:: Given data ::
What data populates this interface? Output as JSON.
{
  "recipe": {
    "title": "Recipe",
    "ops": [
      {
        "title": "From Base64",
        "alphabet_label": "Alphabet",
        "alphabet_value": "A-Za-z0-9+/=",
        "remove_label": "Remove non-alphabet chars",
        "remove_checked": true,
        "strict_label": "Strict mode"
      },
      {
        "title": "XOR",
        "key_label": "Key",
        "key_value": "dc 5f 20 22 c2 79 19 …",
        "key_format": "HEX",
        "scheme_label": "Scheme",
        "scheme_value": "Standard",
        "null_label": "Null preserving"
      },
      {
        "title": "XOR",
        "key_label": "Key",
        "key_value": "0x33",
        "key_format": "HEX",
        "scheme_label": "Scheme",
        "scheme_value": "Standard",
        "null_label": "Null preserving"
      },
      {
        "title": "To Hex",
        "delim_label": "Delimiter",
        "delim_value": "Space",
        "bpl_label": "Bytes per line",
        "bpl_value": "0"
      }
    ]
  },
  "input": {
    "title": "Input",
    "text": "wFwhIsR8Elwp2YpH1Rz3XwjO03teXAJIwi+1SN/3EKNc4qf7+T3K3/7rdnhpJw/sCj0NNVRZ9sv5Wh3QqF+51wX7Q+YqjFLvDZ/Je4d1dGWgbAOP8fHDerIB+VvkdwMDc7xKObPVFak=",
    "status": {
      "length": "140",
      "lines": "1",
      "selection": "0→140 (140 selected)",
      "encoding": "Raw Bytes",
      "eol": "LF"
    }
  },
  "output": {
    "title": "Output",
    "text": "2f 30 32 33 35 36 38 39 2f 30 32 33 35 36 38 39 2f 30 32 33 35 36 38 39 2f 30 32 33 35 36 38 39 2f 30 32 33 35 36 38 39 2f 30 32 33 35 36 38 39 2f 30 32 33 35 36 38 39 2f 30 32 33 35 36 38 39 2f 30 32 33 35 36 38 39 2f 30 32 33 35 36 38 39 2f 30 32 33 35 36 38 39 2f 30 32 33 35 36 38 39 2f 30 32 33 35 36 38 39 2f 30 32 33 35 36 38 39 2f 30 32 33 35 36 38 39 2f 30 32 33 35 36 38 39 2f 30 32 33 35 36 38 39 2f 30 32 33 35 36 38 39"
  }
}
:::
:: Given data ::
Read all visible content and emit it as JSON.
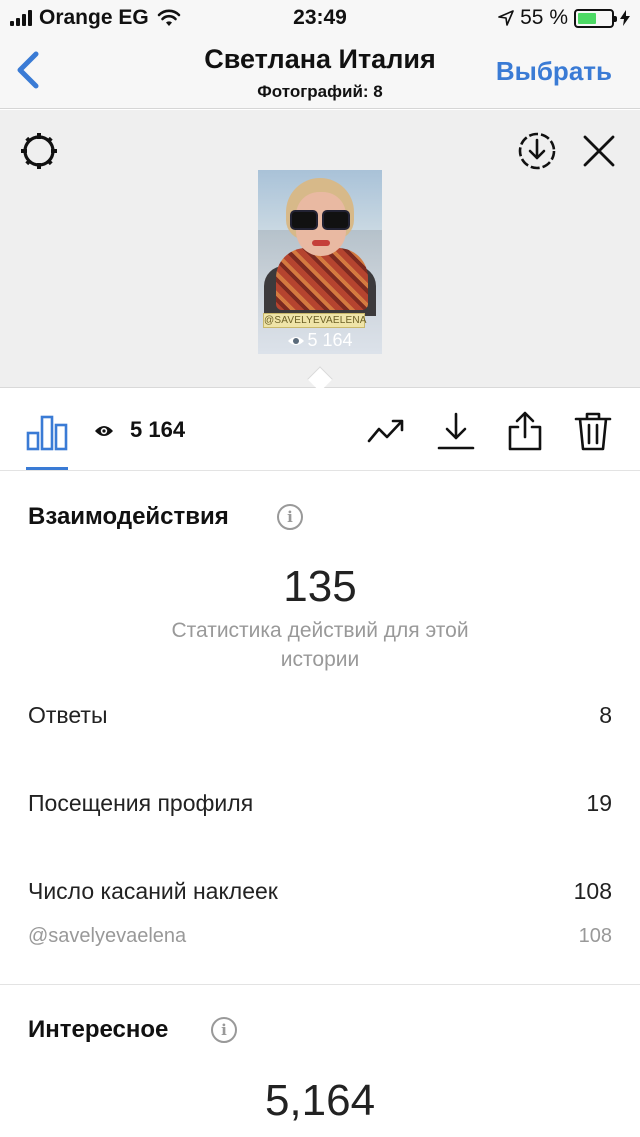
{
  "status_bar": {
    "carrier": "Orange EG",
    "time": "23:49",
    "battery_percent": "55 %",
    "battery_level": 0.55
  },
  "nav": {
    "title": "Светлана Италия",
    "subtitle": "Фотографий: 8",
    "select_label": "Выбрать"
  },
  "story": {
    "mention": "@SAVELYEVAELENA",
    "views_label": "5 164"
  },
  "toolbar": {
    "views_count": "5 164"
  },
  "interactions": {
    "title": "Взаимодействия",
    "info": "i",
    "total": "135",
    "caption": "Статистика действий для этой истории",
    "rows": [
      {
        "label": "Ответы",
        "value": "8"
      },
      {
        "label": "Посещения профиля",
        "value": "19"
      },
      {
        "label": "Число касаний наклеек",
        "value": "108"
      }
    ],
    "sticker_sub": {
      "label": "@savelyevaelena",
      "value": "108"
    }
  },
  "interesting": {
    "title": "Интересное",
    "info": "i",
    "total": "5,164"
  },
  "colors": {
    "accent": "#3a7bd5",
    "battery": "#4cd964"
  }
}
:::
> _Given task_:
Scan the lines for the string "JSON". Copy out each line that matches.

> _Expected answer_:
What data populates this interface? Output as JSON.
Read all visible content and emit it as JSON.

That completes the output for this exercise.